EXERCISE DETAILS.
Copy out each line exactly as it appears.

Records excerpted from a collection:
****************

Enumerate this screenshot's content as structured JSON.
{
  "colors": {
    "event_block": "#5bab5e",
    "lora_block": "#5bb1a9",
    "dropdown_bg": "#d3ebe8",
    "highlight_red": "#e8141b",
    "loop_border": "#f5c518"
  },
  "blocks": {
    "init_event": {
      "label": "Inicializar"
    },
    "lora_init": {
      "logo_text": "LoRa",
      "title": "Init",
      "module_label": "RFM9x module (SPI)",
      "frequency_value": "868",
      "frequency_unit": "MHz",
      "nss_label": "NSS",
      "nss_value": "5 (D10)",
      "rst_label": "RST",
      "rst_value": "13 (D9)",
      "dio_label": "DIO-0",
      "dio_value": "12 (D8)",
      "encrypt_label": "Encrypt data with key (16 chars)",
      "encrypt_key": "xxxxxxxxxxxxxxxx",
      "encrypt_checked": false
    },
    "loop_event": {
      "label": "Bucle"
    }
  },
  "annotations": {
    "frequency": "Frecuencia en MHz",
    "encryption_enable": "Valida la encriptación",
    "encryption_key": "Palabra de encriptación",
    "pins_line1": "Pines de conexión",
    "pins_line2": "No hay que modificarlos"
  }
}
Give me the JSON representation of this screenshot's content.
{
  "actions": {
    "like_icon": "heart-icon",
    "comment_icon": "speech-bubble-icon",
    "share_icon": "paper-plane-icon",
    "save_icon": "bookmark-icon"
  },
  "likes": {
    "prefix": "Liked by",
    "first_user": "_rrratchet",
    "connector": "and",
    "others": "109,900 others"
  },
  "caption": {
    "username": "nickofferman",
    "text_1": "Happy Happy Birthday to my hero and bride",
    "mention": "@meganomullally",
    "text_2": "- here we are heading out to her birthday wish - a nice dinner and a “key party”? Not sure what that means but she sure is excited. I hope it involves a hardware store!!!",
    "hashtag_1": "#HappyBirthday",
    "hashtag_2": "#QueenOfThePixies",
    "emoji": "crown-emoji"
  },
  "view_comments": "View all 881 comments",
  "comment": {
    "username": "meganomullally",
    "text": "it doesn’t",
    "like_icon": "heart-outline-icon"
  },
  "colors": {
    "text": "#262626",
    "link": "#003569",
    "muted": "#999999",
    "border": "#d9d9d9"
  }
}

****************

WRITTEN REPLY.
Enumerate this screenshot's content as structured JSON.
{
  "colors": {
    "event_block": "#5bab5e",
    "lora_block": "#5bb1a9",
    "dropdown_bg": "#d3ebe8",
    "highlight_red": "#e8141b",
    "loop_border": "#f5c518"
  },
  "blocks": {
    "init_event": {
      "label": "Inicializar"
    },
    "lora_init": {
      "logo_text": "LoRa",
      "title": "Init",
      "module_label": "RFM9x module (SPI)",
      "frequency_value": "868",
      "frequency_unit": "MHz",
      "nss_label": "NSS",
      "nss_value": "5 (D10)",
      "rst_label": "RST",
      "rst_value": "13 (D9)",
      "dio_label": "DIO-0",
      "dio_value": "12 (D8)",
      "encrypt_label": "Encrypt data with key (16 chars)",
      "encrypt_key": "xxxxxxxxxxxxxxxx",
      "encrypt_checked": false
    },
    "loop_event": {
      "label": "Bucle"
    }
  },
  "annotations": {
    "frequency": "Frecuencia en MHz",
    "encryption_enable": "Valida la encriptación",
    "encryption_key": "Palabra de encriptación",
    "pins_line1": "Pines de conexión",
    "pins_line2": "No hay que modificarlos"
  }
}
Give me the JSON representation of this screenshot's content.
{
  "actions": {
    "like_icon": "heart-icon",
    "comment_icon": "speech-bubble-icon",
    "share_icon": "paper-plane-icon",
    "save_icon": "bookmark-icon"
  },
  "likes": {
    "prefix": "Liked by",
    "first_user": "_rrratchet",
    "connector": "and",
    "others": "109,900 others"
  },
  "caption": {
    "username": "nickofferman",
    "text_1": "Happy Happy Birthday to my hero and bride",
    "mention": "@meganomullally",
    "text_2": "- here we are heading out to her birthday wish - a nice dinner and a “key party”? Not sure what that means but she sure is excited. I hope it involves a hardware store!!!",
    "hashtag_1": "#HappyBirthday",
    "hashtag_2": "#QueenOfThePixies",
    "emoji": "crown-emoji"
  },
  "view_comments": "View all 881 comments",
  "comment": {
    "username": "meganomullally",
    "text": "it doesn’t",
    "like_icon": "heart-outline-icon"
  },
  "colors": {
    "text": "#262626",
    "link": "#003569",
    "muted": "#999999",
    "border": "#d9d9d9"
  }
}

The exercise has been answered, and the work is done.